Spatial annotation records

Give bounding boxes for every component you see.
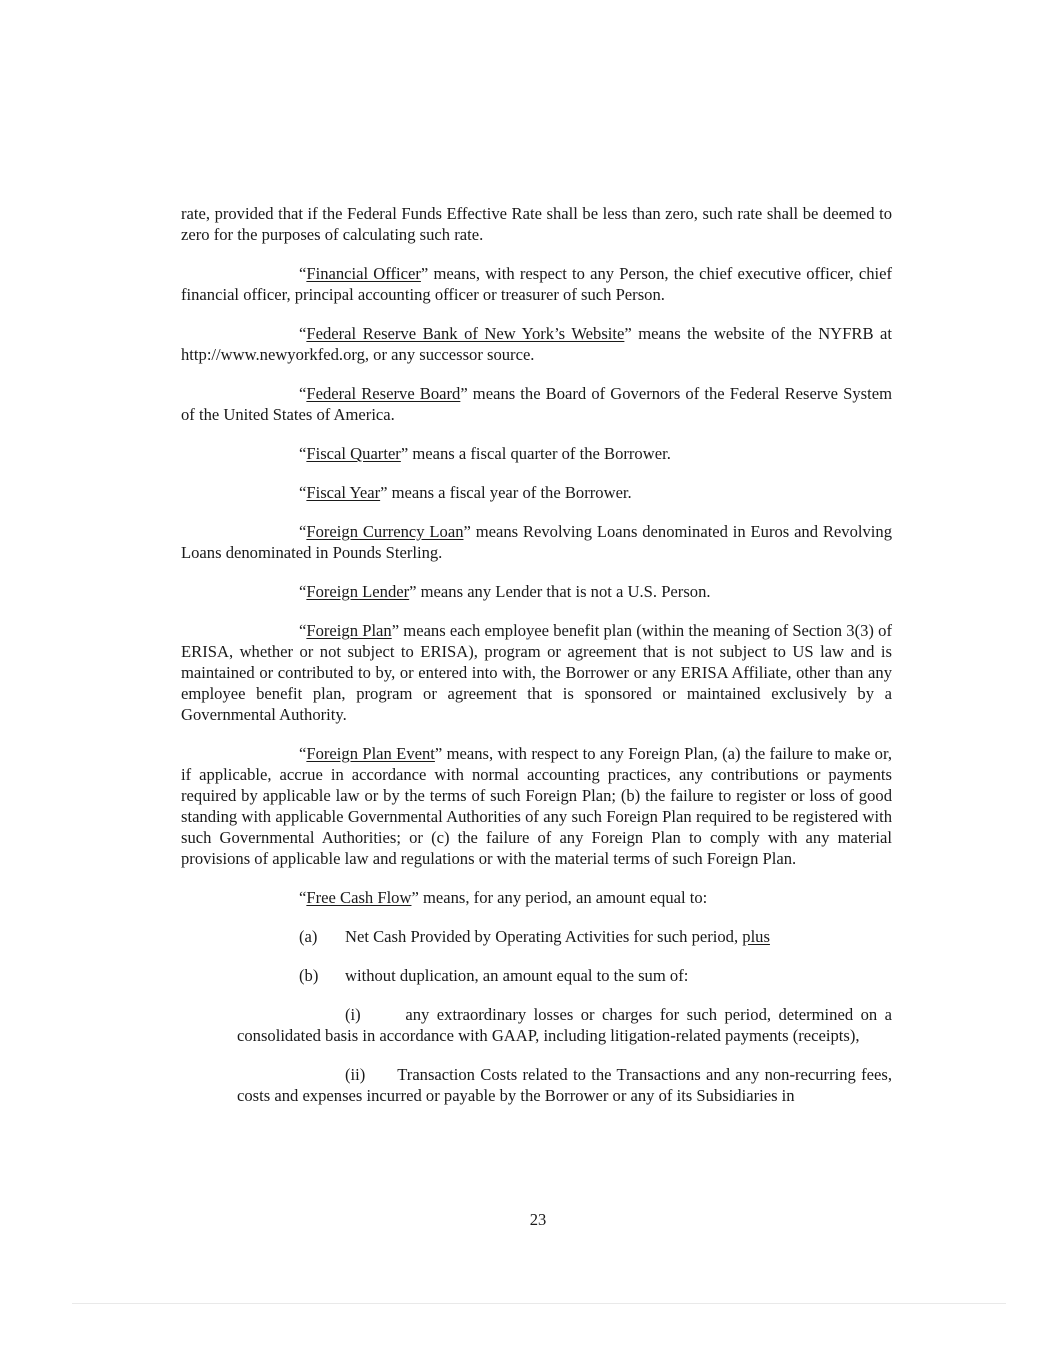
definition-text: ” means Revolving Loans denominated in Euros and Revolving Loans denominated in Pounds Sterling. — [181, 522, 892, 562]
subclause-i — [237, 1004, 892, 1046]
definition-foreign-plan — [181, 620, 892, 725]
defined-term: Fiscal Year — [306, 483, 381, 502]
page-number: 23 — [529, 1210, 547, 1229]
defined-term: Foreign Plan Event — [306, 744, 435, 763]
open-quote: “ — [299, 483, 307, 502]
open-quote: “ — [299, 324, 307, 343]
open-quote: “ — [299, 444, 307, 463]
footer-divider — [72, 1303, 1006, 1304]
defined-term: Federal Reserve Bank of New York’s Website — [306, 324, 625, 343]
definition-financial-officer — [181, 263, 892, 305]
defined-term: Foreign Currency Loan — [306, 522, 464, 541]
subclause-label: (ii) — [345, 1065, 366, 1084]
subclause-text: any extraordinary losses or charges for such period, determined on a consolidated basis in accordance with GAAP, including litigation-related payments (receipts), — [237, 1005, 892, 1045]
subclause-ii — [237, 1064, 892, 1106]
definition-fiscal-year — [181, 482, 892, 503]
definition-foreign-plan-event — [181, 743, 892, 869]
defined-term: Federal Reserve Board — [306, 384, 461, 403]
clause-text — [345, 926, 892, 947]
clause-b — [181, 965, 892, 986]
definition-fiscal-quarter — [181, 443, 892, 464]
clause-emphasis: plus — [742, 927, 770, 946]
defined-term: Fiscal Quarter — [306, 444, 401, 463]
definition-text: ” means the Board of Governors of the Federal Reserve System of the United States of America. — [181, 384, 892, 424]
clause-a — [181, 926, 892, 947]
definition-text: ” means the website of the NYFRB at http://www.newyorkfed.org, or any successor source. — [181, 324, 892, 364]
clause-body: Net Cash Provided by Operating Activities for such period, — [345, 927, 743, 946]
open-quote: “ — [299, 582, 307, 601]
open-quote: “ — [299, 888, 307, 907]
defined-term: Foreign Lender — [306, 582, 410, 601]
continuation-paragraph: rate, provided that if the Federal Funds Effective Rate shall be less than zero, such rate shall be deemed to zero for the purposes of calculating such rate. — [181, 204, 892, 244]
open-quote: “ — [299, 621, 307, 640]
definition-text: ” means, with respect to any Foreign Plan, (a) the failure to make or, if applicable, accrue in accordance with normal accounting practices, any contributions or payments required by applicable law or by the terms of such Foreign Plan; (b) the failure to register or loss of good standing with applicable Governmental Authorities of any such Foreign Plan required to be registered with such Governmental Authorities; or (c) the failure of any Foreign Plan to comply with any material provisions of applicable law and regulations or with the material terms of such Foreign Plan. — [181, 744, 892, 868]
clause-text: without duplication, an amount equal to the sum of: — [345, 966, 689, 985]
definition-free-cash-flow — [181, 887, 892, 908]
definition-text: ” means, for any period, an amount equal to: — [411, 888, 708, 907]
defined-term: Free Cash Flow — [306, 888, 412, 907]
definition-text: ” means a fiscal year of the Borrower. — [380, 483, 632, 502]
open-quote: “ — [299, 264, 307, 283]
definition-text: ” means any Lender that is not a U.S. Person. — [409, 582, 711, 601]
definition-frbny-website — [181, 323, 892, 365]
definition-foreign-lender — [181, 581, 892, 602]
open-quote: “ — [299, 522, 307, 541]
open-quote: “ — [299, 744, 307, 763]
clause-label: (a) — [299, 927, 318, 946]
definition-text: ” means each employee benefit plan (within the meaning of Section 3(3) of ERISA, whether or not subject to ERISA), program or agreement that is not subject to US law and is maintained or contributed to by, or entered into with, the Borrower or any ERISA Affiliate, other than any employee benefit plan, program or agreement that is sponsored or maintained exclusively by a Governmental Authority. — [181, 621, 892, 724]
subclause-text: Transaction Costs related to the Transactions and any non-recurring fees, costs and expenses incurred or payable by the Borrower or any of its Subsidiaries in — [237, 1065, 893, 1105]
definition-text: ” means a fiscal quarter of the Borrower. — [400, 444, 671, 463]
definition-foreign-currency-loan — [181, 521, 892, 563]
document-page-body — [181, 203, 892, 1124]
defined-term: Foreign Plan — [306, 621, 392, 640]
definition-text: ” means, with respect to any Person, the chief executive officer, chief financial officer, principal accounting officer or treasurer of such Person. — [181, 264, 893, 304]
clause-label: (b) — [299, 966, 319, 985]
definition-federal-reserve-board — [181, 383, 892, 425]
defined-term: Financial Officer — [306, 264, 421, 283]
open-quote: “ — [299, 384, 307, 403]
subclause-label: (i) — [345, 1005, 361, 1024]
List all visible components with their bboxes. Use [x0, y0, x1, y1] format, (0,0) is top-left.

### EXERCISE TASK
Copy every line of the entries above without changing a character, and leave out the pictures.

### RESPONSE
Give bounding boxes for every component you see.
definition-text: ” means Revolving Loans denominated in Euros and Revolving Loans denominated in Pounds Sterling. — [181, 522, 892, 562]
subclause-i — [237, 1004, 892, 1046]
definition-foreign-plan — [181, 620, 892, 725]
defined-term: Fiscal Year — [306, 483, 381, 502]
page-number: 23 — [529, 1210, 547, 1229]
defined-term: Foreign Plan Event — [306, 744, 435, 763]
open-quote: “ — [299, 483, 307, 502]
open-quote: “ — [299, 324, 307, 343]
open-quote: “ — [299, 444, 307, 463]
footer-divider — [72, 1303, 1006, 1304]
defined-term: Federal Reserve Bank of New York’s Website — [306, 324, 625, 343]
definition-financial-officer — [181, 263, 892, 305]
defined-term: Foreign Currency Loan — [306, 522, 464, 541]
subclause-label: (ii) — [345, 1065, 366, 1084]
subclause-text: any extraordinary losses or charges for such period, determined on a consolidated basis in accordance with GAAP, including litigation-related payments (receipts), — [237, 1005, 892, 1045]
subclause-ii — [237, 1064, 892, 1106]
definition-fiscal-year — [181, 482, 892, 503]
definition-foreign-plan-event — [181, 743, 892, 869]
defined-term: Federal Reserve Board — [306, 384, 461, 403]
clause-text — [345, 926, 892, 947]
clause-b — [181, 965, 892, 986]
definition-fiscal-quarter — [181, 443, 892, 464]
clause-emphasis: plus — [742, 927, 770, 946]
defined-term: Fiscal Quarter — [306, 444, 401, 463]
definition-text: ” means the Board of Governors of the Federal Reserve System of the United States of America. — [181, 384, 892, 424]
clause-a — [181, 926, 892, 947]
definition-text: ” means the website of the NYFRB at http://www.newyorkfed.org, or any successor source. — [181, 324, 892, 364]
clause-body: Net Cash Provided by Operating Activities for such period, — [345, 927, 743, 946]
open-quote: “ — [299, 582, 307, 601]
open-quote: “ — [299, 888, 307, 907]
defined-term: Foreign Lender — [306, 582, 410, 601]
continuation-paragraph: rate, provided that if the Federal Funds Effective Rate shall be less than zero, such rate shall be deemed to zero for the purposes of calculating such rate. — [181, 204, 892, 244]
open-quote: “ — [299, 621, 307, 640]
definition-text: ” means, with respect to any Foreign Plan, (a) the failure to make or, if applicable, accrue in accordance with normal accounting practices, any contributions or payments required by applicable law or by the terms of such Foreign Plan; (b) the failure to register or loss of good standing with applicable Governmental Authorities of any such Foreign Plan required to be registered with such Governmental Authorities; or (c) the failure of any Foreign Plan to comply with any material provisions of applicable law and regulations or with the material terms of such Foreign Plan. — [181, 744, 892, 868]
clause-text: without duplication, an amount equal to the sum of: — [345, 966, 689, 985]
definition-free-cash-flow — [181, 887, 892, 908]
definition-text: ” means, for any period, an amount equal to: — [411, 888, 708, 907]
defined-term: Free Cash Flow — [306, 888, 412, 907]
definition-text: ” means a fiscal year of the Borrower. — [380, 483, 632, 502]
open-quote: “ — [299, 264, 307, 283]
definition-text: ” means any Lender that is not a U.S. Person. — [409, 582, 711, 601]
definition-frbny-website — [181, 323, 892, 365]
definition-foreign-lender — [181, 581, 892, 602]
open-quote: “ — [299, 522, 307, 541]
open-quote: “ — [299, 744, 307, 763]
clause-label: (a) — [299, 927, 318, 946]
definition-text: ” means each employee benefit plan (within the meaning of Section 3(3) of ERISA, whether or not subject to ERISA), program or agreement that is not subject to US law and is maintained or contributed to by, or entered into with, the Borrower or any ERISA Affiliate, other than any employee benefit plan, program or agreement that is sponsored or maintained exclusively by a Governmental Authority. — [181, 621, 892, 724]
subclause-text: Transaction Costs related to the Transactions and any non-recurring fees, costs and expenses incurred or payable by the Borrower or any of its Subsidiaries in — [237, 1065, 893, 1105]
definition-text: ” means a fiscal quarter of the Borrower. — [400, 444, 671, 463]
definition-foreign-currency-loan — [181, 521, 892, 563]
document-page-body — [181, 203, 892, 1124]
defined-term: Foreign Plan — [306, 621, 392, 640]
definition-text: ” means, with respect to any Person, the chief executive officer, chief financial officer, principal accounting officer or treasurer of such Person. — [181, 264, 893, 304]
clause-label: (b) — [299, 966, 319, 985]
definition-federal-reserve-board — [181, 383, 892, 425]
defined-term: Financial Officer — [306, 264, 421, 283]
open-quote: “ — [299, 384, 307, 403]
subclause-label: (i) — [345, 1005, 361, 1024]
List all visible components with their bboxes. Use [x0, y0, x1, y1] format, (0,0) is top-left.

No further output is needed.